[Job] Your task is to filter the data below down to the lines holding "text".

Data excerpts
_ _ _ _ _ _ _
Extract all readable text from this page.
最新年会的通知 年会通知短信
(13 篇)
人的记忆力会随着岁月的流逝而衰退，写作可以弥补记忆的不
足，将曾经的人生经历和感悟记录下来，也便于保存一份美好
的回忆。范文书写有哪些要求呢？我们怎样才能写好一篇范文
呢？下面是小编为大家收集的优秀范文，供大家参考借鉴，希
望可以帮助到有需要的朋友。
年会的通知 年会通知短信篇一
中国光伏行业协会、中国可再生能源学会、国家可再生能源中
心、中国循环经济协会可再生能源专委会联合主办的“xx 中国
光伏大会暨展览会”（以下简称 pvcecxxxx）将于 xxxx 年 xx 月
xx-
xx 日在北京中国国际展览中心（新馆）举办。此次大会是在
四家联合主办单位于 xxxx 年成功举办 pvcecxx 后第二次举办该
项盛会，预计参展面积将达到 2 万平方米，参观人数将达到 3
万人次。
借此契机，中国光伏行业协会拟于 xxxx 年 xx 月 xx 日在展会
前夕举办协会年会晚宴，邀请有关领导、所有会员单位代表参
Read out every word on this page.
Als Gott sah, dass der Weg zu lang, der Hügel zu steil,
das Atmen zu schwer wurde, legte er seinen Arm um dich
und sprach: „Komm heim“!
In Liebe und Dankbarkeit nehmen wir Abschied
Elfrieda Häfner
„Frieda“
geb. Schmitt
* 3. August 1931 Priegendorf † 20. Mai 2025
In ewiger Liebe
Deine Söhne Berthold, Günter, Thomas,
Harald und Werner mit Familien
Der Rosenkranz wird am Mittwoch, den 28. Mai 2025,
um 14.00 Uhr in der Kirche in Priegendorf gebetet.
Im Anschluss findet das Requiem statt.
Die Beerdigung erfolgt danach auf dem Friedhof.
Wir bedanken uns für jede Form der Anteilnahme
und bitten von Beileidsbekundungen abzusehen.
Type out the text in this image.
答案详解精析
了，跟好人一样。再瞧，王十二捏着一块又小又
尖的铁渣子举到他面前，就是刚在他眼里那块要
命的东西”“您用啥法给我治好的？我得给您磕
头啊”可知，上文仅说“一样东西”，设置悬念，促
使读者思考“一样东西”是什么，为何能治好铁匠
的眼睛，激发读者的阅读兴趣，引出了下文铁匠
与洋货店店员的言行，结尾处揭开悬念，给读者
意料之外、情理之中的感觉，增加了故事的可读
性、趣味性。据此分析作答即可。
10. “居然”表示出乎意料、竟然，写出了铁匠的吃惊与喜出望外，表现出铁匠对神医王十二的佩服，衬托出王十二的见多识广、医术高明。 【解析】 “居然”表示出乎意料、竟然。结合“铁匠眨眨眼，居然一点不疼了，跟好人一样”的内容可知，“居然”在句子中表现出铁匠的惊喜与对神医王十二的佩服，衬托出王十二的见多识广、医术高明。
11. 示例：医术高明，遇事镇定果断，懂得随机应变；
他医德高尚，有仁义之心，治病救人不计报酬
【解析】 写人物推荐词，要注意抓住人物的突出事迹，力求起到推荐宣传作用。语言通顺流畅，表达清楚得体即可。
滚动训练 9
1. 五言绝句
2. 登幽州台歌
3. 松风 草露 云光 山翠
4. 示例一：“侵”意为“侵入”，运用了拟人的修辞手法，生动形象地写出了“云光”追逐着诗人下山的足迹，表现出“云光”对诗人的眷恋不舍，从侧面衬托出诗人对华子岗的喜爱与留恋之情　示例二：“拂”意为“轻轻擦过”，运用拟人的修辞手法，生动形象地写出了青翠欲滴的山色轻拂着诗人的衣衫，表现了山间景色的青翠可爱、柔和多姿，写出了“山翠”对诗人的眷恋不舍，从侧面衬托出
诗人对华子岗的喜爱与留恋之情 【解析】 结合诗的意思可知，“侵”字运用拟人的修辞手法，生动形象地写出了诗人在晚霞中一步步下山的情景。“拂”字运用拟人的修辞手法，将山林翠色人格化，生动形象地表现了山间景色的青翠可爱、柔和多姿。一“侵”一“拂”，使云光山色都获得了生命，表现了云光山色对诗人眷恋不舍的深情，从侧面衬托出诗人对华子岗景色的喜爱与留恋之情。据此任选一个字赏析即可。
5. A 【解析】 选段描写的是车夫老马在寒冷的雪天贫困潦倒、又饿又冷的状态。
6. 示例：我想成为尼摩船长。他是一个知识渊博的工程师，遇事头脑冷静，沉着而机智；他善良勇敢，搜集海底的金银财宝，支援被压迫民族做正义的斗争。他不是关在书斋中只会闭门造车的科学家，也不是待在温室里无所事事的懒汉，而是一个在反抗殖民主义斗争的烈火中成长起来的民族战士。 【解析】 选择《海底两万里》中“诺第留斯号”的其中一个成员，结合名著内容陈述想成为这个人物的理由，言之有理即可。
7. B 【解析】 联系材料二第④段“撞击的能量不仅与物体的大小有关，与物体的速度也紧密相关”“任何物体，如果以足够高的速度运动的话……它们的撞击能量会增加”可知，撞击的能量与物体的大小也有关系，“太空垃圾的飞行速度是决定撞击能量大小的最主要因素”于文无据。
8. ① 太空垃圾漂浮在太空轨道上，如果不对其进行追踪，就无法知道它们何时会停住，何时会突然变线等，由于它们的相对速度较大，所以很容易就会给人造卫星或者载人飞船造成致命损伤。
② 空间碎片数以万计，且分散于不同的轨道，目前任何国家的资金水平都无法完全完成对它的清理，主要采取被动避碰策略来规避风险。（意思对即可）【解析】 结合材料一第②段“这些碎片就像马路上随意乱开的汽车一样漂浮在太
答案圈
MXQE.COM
_ _ _ _ _ _ _
[Reply to the task]
Extract all readable text from this page.
Type out the text in this image.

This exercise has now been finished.